In the first listing, copy out the lines word for word, beginning at the line that contains "x-tick-label: 20: [1021, 776, 1043, 798]" and stopping after the line that contains "point: [788, 239, 802, 252]".

[Annotated region listings]
## Start
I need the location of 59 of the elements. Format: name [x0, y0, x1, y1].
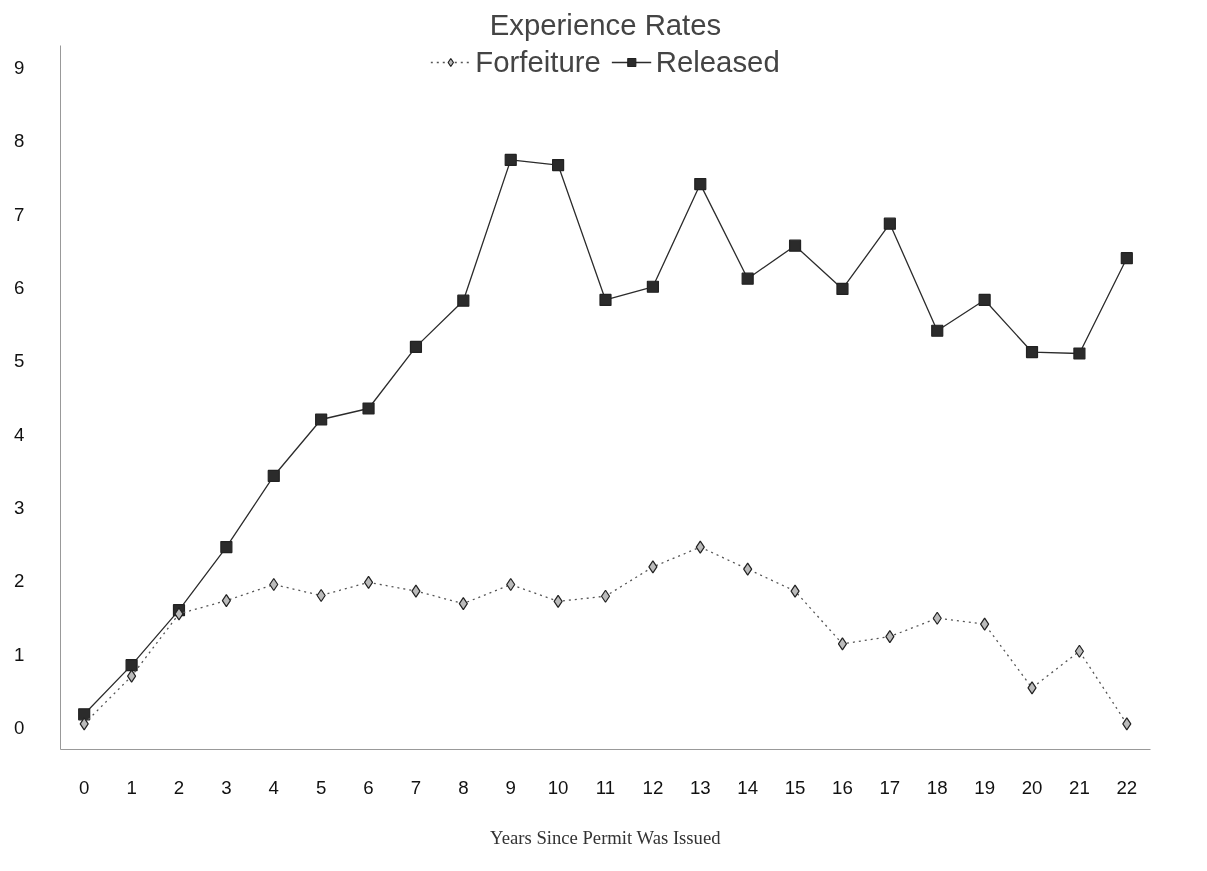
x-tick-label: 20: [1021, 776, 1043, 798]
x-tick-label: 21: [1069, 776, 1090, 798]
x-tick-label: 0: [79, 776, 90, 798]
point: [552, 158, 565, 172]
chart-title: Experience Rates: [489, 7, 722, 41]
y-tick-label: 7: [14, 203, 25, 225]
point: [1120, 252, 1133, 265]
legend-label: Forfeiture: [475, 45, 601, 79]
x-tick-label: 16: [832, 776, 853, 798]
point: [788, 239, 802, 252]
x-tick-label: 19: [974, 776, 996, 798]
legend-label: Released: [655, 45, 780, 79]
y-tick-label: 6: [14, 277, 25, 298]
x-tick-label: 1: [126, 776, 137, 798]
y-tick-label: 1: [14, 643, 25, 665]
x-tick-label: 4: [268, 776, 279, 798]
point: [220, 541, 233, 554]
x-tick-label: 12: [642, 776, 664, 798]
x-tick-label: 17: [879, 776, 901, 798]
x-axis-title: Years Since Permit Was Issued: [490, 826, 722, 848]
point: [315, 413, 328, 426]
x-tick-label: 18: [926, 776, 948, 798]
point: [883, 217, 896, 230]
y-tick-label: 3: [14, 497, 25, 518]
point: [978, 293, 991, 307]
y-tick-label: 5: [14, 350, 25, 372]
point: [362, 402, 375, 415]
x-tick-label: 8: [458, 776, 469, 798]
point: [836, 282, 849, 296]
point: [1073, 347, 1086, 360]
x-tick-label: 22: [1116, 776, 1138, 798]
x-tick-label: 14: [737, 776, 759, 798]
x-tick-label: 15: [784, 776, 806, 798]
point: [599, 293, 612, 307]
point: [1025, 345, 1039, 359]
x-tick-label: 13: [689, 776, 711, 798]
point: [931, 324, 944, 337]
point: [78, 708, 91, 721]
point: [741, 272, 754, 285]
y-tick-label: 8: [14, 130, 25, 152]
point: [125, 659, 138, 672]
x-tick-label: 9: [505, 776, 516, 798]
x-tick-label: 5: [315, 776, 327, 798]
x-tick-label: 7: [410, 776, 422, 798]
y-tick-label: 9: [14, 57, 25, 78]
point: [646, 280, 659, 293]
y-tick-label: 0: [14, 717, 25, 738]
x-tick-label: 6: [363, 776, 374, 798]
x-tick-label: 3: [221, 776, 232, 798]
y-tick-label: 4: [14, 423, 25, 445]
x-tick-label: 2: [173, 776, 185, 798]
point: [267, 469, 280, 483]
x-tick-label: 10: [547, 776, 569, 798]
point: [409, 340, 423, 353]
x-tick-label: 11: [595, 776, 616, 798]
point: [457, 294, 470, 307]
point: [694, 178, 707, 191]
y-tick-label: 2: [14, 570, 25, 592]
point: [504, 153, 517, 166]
## End
## Start
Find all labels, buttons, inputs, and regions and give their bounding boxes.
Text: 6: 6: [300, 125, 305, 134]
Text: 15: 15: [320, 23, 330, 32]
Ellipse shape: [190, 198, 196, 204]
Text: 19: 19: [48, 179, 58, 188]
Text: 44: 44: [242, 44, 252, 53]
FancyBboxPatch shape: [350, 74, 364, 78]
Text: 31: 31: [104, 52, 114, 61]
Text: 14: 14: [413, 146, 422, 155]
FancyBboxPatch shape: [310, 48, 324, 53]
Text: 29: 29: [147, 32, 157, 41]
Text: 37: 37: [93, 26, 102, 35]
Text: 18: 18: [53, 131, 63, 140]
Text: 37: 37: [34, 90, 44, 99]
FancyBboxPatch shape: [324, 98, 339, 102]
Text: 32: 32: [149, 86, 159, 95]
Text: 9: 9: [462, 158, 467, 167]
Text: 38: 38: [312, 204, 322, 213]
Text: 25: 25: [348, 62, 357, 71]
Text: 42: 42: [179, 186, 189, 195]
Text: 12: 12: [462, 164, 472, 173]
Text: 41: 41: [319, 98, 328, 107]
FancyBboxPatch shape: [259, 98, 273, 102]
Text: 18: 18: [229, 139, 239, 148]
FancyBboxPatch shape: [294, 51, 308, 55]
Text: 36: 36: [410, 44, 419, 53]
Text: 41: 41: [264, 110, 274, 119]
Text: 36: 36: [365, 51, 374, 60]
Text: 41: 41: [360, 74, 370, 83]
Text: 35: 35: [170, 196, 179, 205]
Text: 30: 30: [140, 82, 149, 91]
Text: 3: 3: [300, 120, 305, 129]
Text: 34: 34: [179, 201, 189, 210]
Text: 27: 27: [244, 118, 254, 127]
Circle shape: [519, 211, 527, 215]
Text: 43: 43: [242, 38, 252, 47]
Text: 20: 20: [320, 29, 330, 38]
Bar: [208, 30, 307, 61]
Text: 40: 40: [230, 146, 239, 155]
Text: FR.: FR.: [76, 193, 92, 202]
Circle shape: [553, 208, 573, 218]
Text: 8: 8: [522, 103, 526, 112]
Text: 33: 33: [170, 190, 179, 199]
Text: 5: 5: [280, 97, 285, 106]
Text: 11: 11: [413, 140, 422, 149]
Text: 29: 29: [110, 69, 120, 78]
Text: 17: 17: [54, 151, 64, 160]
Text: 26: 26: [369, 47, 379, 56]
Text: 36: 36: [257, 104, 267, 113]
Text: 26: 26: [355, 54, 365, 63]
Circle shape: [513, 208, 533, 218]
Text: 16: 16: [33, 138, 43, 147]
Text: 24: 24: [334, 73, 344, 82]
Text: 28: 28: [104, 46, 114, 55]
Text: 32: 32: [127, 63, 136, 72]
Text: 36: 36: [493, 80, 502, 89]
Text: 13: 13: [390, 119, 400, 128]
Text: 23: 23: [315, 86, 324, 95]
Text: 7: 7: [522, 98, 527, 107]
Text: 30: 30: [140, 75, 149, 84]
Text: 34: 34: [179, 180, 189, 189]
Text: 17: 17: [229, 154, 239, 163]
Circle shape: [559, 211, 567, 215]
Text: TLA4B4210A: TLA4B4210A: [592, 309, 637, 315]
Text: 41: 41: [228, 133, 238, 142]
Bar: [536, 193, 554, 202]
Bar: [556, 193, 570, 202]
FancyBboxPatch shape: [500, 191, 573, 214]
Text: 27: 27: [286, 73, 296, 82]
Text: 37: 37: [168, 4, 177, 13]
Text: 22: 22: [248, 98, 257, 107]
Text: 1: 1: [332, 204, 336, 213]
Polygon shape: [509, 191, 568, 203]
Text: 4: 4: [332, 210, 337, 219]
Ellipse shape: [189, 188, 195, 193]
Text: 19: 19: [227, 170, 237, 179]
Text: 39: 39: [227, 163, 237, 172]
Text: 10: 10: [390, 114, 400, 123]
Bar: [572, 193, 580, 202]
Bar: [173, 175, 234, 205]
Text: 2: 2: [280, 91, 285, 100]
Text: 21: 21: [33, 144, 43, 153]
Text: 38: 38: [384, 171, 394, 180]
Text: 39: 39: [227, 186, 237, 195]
## End
- _Final result_
x-tick-label: 20: [1021, 776, 1043, 798]
x-tick-label: 21: [1069, 776, 1090, 798]
x-tick-label: 0: [79, 776, 90, 798]
point: [552, 158, 565, 172]
chart-title: Experience Rates: [489, 7, 722, 41]
y-tick-label: 7: [14, 203, 25, 225]
point: [1120, 252, 1133, 265]
legend-label: Forfeiture: [475, 45, 601, 79]
x-tick-label: 16: [832, 776, 853, 798]
point: [788, 239, 802, 252]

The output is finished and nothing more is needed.